## Task directions
Select the lines below containing the word "Steel".
-------- Data rows
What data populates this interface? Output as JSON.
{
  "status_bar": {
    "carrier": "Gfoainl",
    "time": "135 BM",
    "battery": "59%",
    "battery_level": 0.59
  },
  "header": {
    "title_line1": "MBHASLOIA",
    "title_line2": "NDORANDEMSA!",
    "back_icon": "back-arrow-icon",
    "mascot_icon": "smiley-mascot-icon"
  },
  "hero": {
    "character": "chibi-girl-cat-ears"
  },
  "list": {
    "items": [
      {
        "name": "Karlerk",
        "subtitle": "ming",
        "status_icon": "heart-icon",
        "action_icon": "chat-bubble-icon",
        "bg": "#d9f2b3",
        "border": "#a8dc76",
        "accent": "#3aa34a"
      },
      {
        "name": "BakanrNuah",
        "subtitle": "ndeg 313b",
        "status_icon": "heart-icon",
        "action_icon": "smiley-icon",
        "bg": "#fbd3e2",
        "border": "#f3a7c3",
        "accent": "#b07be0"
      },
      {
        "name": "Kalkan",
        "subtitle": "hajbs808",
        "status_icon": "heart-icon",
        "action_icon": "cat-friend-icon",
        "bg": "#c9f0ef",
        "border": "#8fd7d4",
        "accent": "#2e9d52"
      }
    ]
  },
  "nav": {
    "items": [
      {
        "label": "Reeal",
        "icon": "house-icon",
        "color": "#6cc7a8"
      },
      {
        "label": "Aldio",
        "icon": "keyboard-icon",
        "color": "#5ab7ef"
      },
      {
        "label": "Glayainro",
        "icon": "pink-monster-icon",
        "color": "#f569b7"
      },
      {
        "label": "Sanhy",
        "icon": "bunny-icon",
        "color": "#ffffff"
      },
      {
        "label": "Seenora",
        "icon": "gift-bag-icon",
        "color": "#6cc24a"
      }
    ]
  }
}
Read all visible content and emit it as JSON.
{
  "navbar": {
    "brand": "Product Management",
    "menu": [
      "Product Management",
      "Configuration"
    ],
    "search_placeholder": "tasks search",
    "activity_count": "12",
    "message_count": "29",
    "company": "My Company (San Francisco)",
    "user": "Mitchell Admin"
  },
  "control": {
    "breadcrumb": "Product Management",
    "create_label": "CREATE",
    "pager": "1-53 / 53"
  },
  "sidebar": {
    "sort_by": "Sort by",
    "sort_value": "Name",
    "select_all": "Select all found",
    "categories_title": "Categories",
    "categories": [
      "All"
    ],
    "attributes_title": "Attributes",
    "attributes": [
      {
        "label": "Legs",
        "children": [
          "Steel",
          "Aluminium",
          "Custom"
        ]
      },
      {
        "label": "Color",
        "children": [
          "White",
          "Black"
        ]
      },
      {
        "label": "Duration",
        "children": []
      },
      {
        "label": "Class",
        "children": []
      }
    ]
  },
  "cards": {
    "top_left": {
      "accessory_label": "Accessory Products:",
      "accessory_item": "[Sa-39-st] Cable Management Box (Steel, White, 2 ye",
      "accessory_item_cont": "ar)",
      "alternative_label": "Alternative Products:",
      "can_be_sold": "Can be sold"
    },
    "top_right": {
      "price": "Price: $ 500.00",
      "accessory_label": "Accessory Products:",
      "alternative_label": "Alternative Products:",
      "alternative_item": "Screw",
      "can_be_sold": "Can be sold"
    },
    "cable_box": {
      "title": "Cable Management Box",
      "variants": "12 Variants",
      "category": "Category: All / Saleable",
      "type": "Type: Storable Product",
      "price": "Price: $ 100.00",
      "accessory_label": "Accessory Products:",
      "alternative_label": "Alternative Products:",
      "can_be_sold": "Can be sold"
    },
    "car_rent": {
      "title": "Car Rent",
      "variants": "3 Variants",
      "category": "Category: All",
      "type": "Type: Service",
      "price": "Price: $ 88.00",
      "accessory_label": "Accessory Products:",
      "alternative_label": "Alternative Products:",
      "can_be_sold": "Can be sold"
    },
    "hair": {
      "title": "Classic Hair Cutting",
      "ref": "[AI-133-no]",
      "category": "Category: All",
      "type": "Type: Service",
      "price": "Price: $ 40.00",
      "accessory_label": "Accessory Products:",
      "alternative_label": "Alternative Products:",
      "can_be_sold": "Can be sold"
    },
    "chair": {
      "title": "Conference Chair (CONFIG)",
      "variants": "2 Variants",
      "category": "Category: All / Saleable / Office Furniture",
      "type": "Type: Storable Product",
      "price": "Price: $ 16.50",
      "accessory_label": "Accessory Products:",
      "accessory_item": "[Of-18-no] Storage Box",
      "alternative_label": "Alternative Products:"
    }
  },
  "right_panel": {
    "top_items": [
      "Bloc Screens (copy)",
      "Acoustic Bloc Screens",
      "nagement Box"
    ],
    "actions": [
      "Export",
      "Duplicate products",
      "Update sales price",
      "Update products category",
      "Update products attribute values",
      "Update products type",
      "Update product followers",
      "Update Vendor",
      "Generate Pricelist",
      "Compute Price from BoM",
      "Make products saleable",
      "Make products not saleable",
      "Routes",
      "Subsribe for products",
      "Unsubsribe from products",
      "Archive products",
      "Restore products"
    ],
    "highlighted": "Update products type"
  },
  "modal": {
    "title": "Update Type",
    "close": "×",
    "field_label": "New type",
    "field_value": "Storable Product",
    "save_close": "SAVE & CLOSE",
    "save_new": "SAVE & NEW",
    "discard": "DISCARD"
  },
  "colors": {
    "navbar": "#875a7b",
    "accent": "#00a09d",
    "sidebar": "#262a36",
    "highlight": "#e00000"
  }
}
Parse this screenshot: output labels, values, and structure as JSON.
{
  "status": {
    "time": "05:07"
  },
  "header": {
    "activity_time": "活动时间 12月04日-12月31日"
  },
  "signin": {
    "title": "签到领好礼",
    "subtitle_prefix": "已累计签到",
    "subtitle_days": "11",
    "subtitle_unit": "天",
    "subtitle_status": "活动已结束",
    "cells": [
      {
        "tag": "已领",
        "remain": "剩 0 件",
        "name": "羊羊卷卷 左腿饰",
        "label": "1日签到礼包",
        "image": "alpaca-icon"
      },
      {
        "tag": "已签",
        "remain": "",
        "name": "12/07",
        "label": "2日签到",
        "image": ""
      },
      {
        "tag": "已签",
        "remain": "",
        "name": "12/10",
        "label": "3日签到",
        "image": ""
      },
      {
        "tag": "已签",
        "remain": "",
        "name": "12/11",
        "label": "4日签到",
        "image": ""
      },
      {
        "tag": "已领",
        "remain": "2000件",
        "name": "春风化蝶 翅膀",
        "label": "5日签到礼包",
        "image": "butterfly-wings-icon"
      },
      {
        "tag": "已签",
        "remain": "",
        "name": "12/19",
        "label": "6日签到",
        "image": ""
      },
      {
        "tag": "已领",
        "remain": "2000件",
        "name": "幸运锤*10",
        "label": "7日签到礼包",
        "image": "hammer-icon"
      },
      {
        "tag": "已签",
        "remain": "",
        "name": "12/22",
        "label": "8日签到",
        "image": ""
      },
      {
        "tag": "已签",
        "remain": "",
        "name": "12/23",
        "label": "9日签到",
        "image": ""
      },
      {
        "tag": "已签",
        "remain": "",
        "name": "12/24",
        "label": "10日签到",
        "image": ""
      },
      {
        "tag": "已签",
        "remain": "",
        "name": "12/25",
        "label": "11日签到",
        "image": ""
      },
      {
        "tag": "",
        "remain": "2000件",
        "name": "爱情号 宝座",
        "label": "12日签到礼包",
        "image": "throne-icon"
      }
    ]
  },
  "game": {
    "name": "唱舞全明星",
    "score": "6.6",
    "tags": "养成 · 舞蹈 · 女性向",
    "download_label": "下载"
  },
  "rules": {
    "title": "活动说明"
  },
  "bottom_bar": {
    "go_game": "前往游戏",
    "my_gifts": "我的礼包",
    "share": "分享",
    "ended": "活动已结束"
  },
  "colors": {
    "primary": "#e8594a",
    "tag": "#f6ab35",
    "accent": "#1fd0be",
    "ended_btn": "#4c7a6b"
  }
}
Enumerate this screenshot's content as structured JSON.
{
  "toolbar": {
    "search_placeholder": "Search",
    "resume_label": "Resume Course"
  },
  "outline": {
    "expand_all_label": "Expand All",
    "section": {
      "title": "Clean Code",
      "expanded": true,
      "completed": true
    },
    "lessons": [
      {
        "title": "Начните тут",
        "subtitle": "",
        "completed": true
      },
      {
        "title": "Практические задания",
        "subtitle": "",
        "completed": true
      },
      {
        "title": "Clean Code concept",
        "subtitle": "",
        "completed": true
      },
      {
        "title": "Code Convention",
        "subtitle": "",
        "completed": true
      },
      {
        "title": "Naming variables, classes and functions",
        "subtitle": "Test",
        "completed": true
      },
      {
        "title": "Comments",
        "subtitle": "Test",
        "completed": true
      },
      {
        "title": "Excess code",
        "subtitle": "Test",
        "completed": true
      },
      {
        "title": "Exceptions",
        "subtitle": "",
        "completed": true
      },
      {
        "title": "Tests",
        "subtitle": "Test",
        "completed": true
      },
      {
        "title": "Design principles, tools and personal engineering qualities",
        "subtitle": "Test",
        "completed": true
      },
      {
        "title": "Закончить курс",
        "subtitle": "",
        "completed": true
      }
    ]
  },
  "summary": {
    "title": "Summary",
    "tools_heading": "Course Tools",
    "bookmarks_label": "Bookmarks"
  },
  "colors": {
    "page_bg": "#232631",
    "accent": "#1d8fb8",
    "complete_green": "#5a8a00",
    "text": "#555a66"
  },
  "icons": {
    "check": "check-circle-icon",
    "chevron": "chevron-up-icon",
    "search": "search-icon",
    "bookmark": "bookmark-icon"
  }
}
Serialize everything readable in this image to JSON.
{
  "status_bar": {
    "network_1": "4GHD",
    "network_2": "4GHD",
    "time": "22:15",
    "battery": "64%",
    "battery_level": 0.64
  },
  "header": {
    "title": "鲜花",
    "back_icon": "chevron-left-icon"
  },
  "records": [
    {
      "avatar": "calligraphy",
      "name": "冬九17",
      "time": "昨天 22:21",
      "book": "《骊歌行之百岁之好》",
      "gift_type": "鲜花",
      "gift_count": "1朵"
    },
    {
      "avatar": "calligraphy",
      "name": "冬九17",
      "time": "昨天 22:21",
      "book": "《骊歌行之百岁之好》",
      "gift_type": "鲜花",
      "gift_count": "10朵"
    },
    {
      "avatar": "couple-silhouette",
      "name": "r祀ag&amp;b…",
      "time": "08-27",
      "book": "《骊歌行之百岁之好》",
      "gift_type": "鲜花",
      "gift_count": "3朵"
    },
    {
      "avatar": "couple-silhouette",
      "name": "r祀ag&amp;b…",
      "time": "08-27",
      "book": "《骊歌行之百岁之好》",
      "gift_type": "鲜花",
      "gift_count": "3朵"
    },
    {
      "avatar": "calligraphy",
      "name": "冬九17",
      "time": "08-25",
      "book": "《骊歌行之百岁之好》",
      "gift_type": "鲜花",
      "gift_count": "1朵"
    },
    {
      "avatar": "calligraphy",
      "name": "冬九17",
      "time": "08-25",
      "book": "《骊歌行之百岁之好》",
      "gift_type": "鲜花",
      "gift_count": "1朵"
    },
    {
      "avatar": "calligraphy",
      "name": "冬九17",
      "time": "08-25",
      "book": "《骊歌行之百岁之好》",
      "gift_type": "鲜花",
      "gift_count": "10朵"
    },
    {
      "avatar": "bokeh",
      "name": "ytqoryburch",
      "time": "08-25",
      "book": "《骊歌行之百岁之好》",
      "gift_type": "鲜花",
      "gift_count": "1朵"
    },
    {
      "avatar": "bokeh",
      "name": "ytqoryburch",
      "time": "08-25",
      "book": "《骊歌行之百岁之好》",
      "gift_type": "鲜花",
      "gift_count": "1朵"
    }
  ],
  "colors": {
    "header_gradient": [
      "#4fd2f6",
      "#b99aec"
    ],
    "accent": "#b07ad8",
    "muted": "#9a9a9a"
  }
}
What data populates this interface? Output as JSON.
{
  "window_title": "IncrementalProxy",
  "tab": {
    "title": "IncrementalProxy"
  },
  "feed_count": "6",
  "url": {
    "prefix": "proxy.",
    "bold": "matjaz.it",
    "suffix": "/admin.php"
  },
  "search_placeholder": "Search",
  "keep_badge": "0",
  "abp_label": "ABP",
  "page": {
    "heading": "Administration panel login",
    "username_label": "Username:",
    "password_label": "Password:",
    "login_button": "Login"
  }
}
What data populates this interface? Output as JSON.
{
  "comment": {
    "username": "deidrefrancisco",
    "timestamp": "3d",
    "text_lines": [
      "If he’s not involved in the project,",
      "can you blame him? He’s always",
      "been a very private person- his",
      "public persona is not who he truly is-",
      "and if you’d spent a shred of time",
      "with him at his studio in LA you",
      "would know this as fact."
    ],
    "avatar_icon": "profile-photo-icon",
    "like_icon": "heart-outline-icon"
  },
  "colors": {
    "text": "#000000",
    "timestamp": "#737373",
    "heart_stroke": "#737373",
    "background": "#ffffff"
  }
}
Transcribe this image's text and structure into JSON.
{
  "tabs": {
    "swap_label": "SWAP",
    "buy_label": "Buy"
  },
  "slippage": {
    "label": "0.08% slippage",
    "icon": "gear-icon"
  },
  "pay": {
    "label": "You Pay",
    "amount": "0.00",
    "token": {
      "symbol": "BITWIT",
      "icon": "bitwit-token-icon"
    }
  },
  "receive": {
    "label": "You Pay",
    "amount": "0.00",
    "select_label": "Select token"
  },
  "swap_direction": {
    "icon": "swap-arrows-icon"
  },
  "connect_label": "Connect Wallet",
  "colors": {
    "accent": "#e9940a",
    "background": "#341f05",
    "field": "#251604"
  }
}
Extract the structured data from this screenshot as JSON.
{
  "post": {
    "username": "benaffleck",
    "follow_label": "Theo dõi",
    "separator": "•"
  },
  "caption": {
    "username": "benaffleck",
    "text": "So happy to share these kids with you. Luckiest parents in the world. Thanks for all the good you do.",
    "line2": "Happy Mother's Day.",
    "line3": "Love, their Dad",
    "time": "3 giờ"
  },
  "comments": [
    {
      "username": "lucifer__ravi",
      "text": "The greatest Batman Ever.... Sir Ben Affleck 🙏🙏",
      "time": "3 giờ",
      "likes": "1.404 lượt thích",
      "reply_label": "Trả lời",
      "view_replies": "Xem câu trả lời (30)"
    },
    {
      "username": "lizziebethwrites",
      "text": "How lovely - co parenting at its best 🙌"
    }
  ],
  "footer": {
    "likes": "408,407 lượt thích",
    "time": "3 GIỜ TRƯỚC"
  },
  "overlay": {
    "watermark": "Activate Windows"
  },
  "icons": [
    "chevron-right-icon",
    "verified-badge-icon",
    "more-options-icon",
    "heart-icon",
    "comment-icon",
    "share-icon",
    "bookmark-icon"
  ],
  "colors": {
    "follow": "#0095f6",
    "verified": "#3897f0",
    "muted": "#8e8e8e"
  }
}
----------------
## The completed task
          "Steel",
      "accessory_item": "[Sa-39-st] Cable Management Box (Steel, White, 2 ye",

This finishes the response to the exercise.